WORK TO BE COMPLETED: Please output the part of the Windows Vista post starting with "This session talks" and going on through "same way again.", copied word for word.

TEXT SEGMENT:
Windows Vista a Paradigm Shift: Key Features Exposed on It’s ShowTime!

I've been playing around with Vista a lot as well as doing a lot of reading about it.  More and more I've come to realise that beyond any of the hype Windows Vista really represents a paradigm shift in the OS space.  It's similar to what Windows WinNT was to 3.x or DOS and Windows 3.x was to OS/2 Warp.  Vista and Windows XP are very different technically.  All the fundamentals have changed, memory, disk, network and underlying security. The kernel is mostly new, the network stack has been rewritten to support IP4/IP6 with toredo tunnelling support and the firewall is two-way with a new policy driven engine.  There are stacks of new Group Policies - literally 1000's using a new XML based framework of ADMX files.

Within that context I thought I'd point you to some of the latest videos which highlight in some depth the new features in Vista.  Just click on the video titles below to access them at your leisure.

Account Control: Running Windows Vista with Least Privilege

This session talks about the technology behind this change to Windows, including the isolation of Admin from Standard User code on the same desktop, the policy control in the enterprise, and how to write and deploy good Standard User applications.

Windows PowerShell: Next Generation Command Line Scripting

In this session, learn how PowerShell also serves as the foundation for our next generation of Admin GUIs so that everything you can do from the GUI you'll be able to do from the command line. You'll never view command line scripting the same way again.

Windows Vista Security Guide

This session includes live demonstrations of the tools and templates supplied with the Windows Vista Security Guide. Topics for this session include: development process for the guide; definition of security levels and target organizations; considerations to make before deploying security settings; specific guidance on securing the most important features of Windows Vista; deployment techniques and tips to reduce cost and improve reliability; and initial configuration control to ensure that Windows Vista starts and remains secure.

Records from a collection

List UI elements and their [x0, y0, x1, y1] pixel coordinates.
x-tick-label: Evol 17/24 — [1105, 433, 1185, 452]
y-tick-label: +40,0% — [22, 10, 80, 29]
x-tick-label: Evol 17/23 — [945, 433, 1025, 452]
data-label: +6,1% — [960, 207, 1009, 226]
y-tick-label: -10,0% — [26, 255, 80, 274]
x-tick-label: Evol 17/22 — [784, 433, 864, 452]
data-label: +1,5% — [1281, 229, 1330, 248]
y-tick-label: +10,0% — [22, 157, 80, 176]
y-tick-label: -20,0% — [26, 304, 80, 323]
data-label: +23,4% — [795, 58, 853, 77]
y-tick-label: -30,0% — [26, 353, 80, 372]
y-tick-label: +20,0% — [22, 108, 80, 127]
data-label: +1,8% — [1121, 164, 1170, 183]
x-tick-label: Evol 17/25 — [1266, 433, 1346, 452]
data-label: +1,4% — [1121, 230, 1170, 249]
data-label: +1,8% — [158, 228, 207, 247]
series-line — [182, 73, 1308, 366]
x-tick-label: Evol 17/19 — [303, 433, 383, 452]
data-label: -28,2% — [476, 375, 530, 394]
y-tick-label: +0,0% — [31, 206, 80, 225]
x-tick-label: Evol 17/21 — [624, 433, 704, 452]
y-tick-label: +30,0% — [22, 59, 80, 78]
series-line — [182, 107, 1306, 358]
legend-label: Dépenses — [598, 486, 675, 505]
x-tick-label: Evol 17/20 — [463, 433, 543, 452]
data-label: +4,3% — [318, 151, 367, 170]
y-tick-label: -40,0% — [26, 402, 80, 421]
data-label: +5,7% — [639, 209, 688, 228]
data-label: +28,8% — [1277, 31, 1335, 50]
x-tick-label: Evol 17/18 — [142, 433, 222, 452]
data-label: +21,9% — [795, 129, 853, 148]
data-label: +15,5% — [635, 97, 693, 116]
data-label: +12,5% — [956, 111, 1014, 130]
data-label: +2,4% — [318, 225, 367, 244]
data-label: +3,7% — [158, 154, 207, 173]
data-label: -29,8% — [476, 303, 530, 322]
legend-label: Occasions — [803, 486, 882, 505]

WRITTEN RESPONSE:
This session talks about the technology behind this change to Windows, including the isolation of Admin from Standard User code on the same desktop, the policy control in the enterprise, and how to write and deploy good Standard User applications.

Windows PowerShell: Next Generation Command Line Scripting

In this session, learn how PowerShell also serves as the foundation for our next generation of Admin GUIs so that everything you can do from the GUI you'll be able to do from the command line. You'll never view command line scripting the same way again.